#### LISTING

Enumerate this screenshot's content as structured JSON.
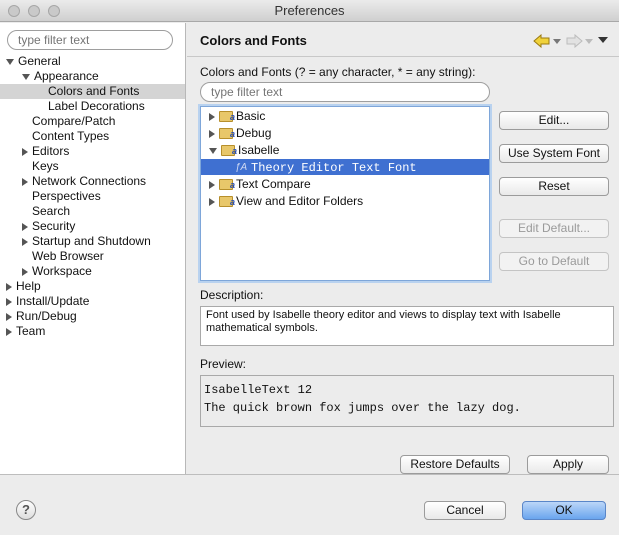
{
  "window": {
    "title": "Preferences"
  },
  "sidebar": {
    "filter_placeholder": "type filter text",
    "tree": [
      {
        "label": "General",
        "level": 0,
        "twisty": "open"
      },
      {
        "label": "Appearance",
        "level": 1,
        "twisty": "open"
      },
      {
        "label": "Colors and Fonts",
        "level": 2,
        "twisty": "none",
        "selected": true
      },
      {
        "label": "Label Decorations",
        "level": 2,
        "twisty": "none"
      },
      {
        "label": "Compare/Patch",
        "level": 1,
        "twisty": "none"
      },
      {
        "label": "Content Types",
        "level": 1,
        "twisty": "none"
      },
      {
        "label": "Editors",
        "level": 1,
        "twisty": "closed"
      },
      {
        "label": "Keys",
        "level": 1,
        "twisty": "none"
      },
      {
        "label": "Network Connections",
        "level": 1,
        "twisty": "closed"
      },
      {
        "label": "Perspectives",
        "level": 1,
        "twisty": "none"
      },
      {
        "label": "Search",
        "level": 1,
        "twisty": "none"
      },
      {
        "label": "Security",
        "level": 1,
        "twisty": "closed"
      },
      {
        "label": "Startup and Shutdown",
        "level": 1,
        "twisty": "closed"
      },
      {
        "label": "Web Browser",
        "level": 1,
        "twisty": "none"
      },
      {
        "label": "Workspace",
        "level": 1,
        "twisty": "closed"
      },
      {
        "label": "Help",
        "level": 0,
        "twisty": "closed"
      },
      {
        "label": "Install/Update",
        "level": 0,
        "twisty": "closed"
      },
      {
        "label": "Run/Debug",
        "level": 0,
        "twisty": "closed"
      },
      {
        "label": "Team",
        "level": 0,
        "twisty": "closed"
      }
    ]
  },
  "page": {
    "title": "Colors and Fonts",
    "filter_label": "Colors and Fonts (? = any character, * = any string):",
    "filter_placeholder": "type filter text",
    "font_tree": [
      {
        "label": "Basic",
        "kind": "folder",
        "twisty": "closed"
      },
      {
        "label": "Debug",
        "kind": "folder",
        "twisty": "closed"
      },
      {
        "label": "Isabelle",
        "kind": "folder",
        "twisty": "open"
      },
      {
        "label": "Theory Editor Text Font",
        "kind": "font",
        "twisty": "none",
        "selected": true
      },
      {
        "label": "Text Compare",
        "kind": "folder",
        "twisty": "closed"
      },
      {
        "label": "View and Editor Folders",
        "kind": "folder",
        "twisty": "closed"
      }
    ],
    "buttons": {
      "edit": "Edit...",
      "use_system_font": "Use System Font",
      "reset": "Reset",
      "edit_default": "Edit Default...",
      "go_to_default": "Go to Default"
    },
    "description_label": "Description:",
    "description_text": "Font used by Isabelle theory editor and views to display text with Isabelle mathematical symbols.",
    "preview_label": "Preview:",
    "preview_lines": [
      "IsabelleText 12",
      "The quick brown fox jumps over the lazy dog."
    ],
    "restore_defaults": "Restore Defaults",
    "apply": "Apply"
  },
  "footer": {
    "help": "?",
    "cancel": "Cancel",
    "ok": "OK"
  },
  "colors": {
    "selection": "#3f70d1",
    "sidebar_selection": "#d4d4d4",
    "focus_ring": "#7ea6d9"
  }
}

########

### EXERCISE DESCRIPTION
Pictures are excluded; output everything else in the data verbatim.

### EXPECTED OUTPUT
Enumerate this screenshot's content as structured JSON.
{
  "window": {
    "title": "Preferences"
  },
  "sidebar": {
    "filter_placeholder": "type filter text",
    "tree": [
      {
        "label": "General",
        "level": 0,
        "twisty": "open"
      },
      {
        "label": "Appearance",
        "level": 1,
        "twisty": "open"
      },
      {
        "label": "Colors and Fonts",
        "level": 2,
        "twisty": "none",
        "selected": true
      },
      {
        "label": "Label Decorations",
        "level": 2,
        "twisty": "none"
      },
      {
        "label": "Compare/Patch",
        "level": 1,
        "twisty": "none"
      },
      {
        "label": "Content Types",
        "level": 1,
        "twisty": "none"
      },
      {
        "label": "Editors",
        "level": 1,
        "twisty": "closed"
      },
      {
        "label": "Keys",
        "level": 1,
        "twisty": "none"
      },
      {
        "label": "Network Connections",
        "level": 1,
        "twisty": "closed"
      },
      {
        "label": "Perspectives",
        "level": 1,
        "twisty": "none"
      },
      {
        "label": "Search",
        "level": 1,
        "twisty": "none"
      },
      {
        "label": "Security",
        "level": 1,
        "twisty": "closed"
      },
      {
        "label": "Startup and Shutdown",
        "level": 1,
        "twisty": "closed"
      },
      {
        "label": "Web Browser",
        "level": 1,
        "twisty": "none"
      },
      {
        "label": "Workspace",
        "level": 1,
        "twisty": "closed"
      },
      {
        "label": "Help",
        "level": 0,
        "twisty": "closed"
      },
      {
        "label": "Install/Update",
        "level": 0,
        "twisty": "closed"
      },
      {
        "label": "Run/Debug",
        "level": 0,
        "twisty": "closed"
      },
      {
        "label": "Team",
        "level": 0,
        "twisty": "closed"
      }
    ]
  },
  "page": {
    "title": "Colors and Fonts",
    "filter_label": "Colors and Fonts (? = any character, * = any string):",
    "filter_placeholder": "type filter text",
    "font_tree": [
      {
        "label": "Basic",
        "kind": "folder",
        "twisty": "closed"
      },
      {
        "label": "Debug",
        "kind": "folder",
        "twisty": "closed"
      },
      {
        "label": "Isabelle",
        "kind": "folder",
        "twisty": "open"
      },
      {
        "label": "Theory Editor Text Font",
        "kind": "font",
        "twisty": "none",
        "selected": true
      },
      {
        "label": "Text Compare",
        "kind": "folder",
        "twisty": "closed"
      },
      {
        "label": "View and Editor Folders",
        "kind": "folder",
        "twisty": "closed"
      }
    ],
    "buttons": {
      "edit": "Edit...",
      "use_system_font": "Use System Font",
      "reset": "Reset",
      "edit_default": "Edit Default...",
      "go_to_default": "Go to Default"
    },
    "description_label": "Description:",
    "description_text": "Font used by Isabelle theory editor and views to display text with Isabelle mathematical symbols.",
    "preview_label": "Preview:",
    "preview_lines": [
      "IsabelleText 12",
      "The quick brown fox jumps over the lazy dog."
    ],
    "restore_defaults": "Restore Defaults",
    "apply": "Apply"
  },
  "footer": {
    "help": "?",
    "cancel": "Cancel",
    "ok": "OK"
  },
  "colors": {
    "selection": "#3f70d1",
    "sidebar_selection": "#d4d4d4",
    "focus_ring": "#7ea6d9"
  }
}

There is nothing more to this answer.